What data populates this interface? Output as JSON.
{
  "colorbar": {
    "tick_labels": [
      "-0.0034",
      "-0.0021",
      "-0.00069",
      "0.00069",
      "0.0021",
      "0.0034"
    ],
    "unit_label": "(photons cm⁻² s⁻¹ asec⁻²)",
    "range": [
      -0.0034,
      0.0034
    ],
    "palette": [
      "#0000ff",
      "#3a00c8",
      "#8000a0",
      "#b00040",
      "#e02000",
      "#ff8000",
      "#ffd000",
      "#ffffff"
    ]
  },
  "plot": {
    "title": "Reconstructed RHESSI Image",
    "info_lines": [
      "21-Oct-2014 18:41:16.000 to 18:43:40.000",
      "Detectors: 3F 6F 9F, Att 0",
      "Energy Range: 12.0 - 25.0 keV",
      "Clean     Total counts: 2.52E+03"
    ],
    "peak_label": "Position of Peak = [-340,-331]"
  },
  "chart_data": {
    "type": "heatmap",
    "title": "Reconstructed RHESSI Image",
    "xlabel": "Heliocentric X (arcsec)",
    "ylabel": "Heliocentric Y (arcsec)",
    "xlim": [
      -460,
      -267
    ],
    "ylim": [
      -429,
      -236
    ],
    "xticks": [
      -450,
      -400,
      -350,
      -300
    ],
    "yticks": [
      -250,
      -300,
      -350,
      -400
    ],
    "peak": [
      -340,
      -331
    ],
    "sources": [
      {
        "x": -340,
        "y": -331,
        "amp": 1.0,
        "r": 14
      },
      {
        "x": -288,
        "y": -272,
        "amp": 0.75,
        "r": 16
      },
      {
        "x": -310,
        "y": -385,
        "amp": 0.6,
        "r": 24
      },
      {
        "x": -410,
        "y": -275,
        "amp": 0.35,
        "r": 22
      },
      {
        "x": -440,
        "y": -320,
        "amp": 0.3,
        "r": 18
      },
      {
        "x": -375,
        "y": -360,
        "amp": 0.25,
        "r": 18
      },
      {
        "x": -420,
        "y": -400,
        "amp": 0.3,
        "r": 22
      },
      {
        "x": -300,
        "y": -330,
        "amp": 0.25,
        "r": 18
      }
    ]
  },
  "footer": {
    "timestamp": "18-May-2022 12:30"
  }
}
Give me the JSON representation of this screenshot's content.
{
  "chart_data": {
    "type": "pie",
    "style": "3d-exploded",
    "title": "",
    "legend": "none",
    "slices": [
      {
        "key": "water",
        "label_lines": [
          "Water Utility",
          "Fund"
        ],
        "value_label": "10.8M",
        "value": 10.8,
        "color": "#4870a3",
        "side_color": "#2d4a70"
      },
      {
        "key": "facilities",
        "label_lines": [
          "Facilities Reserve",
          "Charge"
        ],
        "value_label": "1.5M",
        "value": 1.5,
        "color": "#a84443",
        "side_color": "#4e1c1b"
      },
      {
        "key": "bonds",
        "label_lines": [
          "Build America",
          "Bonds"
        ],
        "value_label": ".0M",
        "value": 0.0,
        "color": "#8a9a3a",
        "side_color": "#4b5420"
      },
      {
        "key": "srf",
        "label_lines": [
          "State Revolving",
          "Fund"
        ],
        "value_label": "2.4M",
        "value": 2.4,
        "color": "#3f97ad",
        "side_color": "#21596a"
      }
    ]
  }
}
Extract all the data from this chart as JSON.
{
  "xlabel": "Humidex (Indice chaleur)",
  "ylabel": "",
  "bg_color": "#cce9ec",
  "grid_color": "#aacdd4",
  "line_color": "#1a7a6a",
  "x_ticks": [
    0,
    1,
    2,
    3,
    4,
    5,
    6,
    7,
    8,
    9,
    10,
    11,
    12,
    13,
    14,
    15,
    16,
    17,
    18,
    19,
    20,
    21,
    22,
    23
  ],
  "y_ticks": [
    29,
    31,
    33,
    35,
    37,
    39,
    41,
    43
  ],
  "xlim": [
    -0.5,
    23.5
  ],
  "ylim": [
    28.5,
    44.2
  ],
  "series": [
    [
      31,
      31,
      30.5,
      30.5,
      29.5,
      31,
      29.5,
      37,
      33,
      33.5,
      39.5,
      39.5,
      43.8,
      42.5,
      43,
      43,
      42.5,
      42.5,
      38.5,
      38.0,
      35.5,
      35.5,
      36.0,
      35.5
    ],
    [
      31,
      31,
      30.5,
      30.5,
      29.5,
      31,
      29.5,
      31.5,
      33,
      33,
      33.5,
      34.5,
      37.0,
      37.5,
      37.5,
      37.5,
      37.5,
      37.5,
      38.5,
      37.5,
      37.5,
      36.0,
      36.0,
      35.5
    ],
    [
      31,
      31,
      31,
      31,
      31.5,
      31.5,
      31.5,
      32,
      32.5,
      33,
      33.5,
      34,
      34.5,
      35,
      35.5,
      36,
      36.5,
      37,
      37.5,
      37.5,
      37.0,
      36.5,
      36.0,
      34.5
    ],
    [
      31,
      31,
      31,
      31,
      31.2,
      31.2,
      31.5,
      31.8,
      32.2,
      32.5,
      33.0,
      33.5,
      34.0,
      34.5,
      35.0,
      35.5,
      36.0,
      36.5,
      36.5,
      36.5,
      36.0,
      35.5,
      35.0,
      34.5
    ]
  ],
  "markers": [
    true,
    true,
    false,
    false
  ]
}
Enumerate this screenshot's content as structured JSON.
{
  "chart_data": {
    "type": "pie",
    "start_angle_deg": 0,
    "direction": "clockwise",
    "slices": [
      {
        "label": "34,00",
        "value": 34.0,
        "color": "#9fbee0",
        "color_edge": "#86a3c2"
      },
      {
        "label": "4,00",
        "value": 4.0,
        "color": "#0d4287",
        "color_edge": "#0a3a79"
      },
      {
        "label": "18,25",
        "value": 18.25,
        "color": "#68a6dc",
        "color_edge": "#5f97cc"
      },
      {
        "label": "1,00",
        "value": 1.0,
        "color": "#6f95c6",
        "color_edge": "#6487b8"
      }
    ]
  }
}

## TASK DESCRIPTION
Copy every line in the entries above that has the string "JSON" in it.

## ANSWER FOR THE TASK
What data populates this interface? Output as JSON.
Give me the JSON representation of this screenshot's content.
Extract all the data from this chart as JSON.
Enumerate this screenshot's content as structured JSON.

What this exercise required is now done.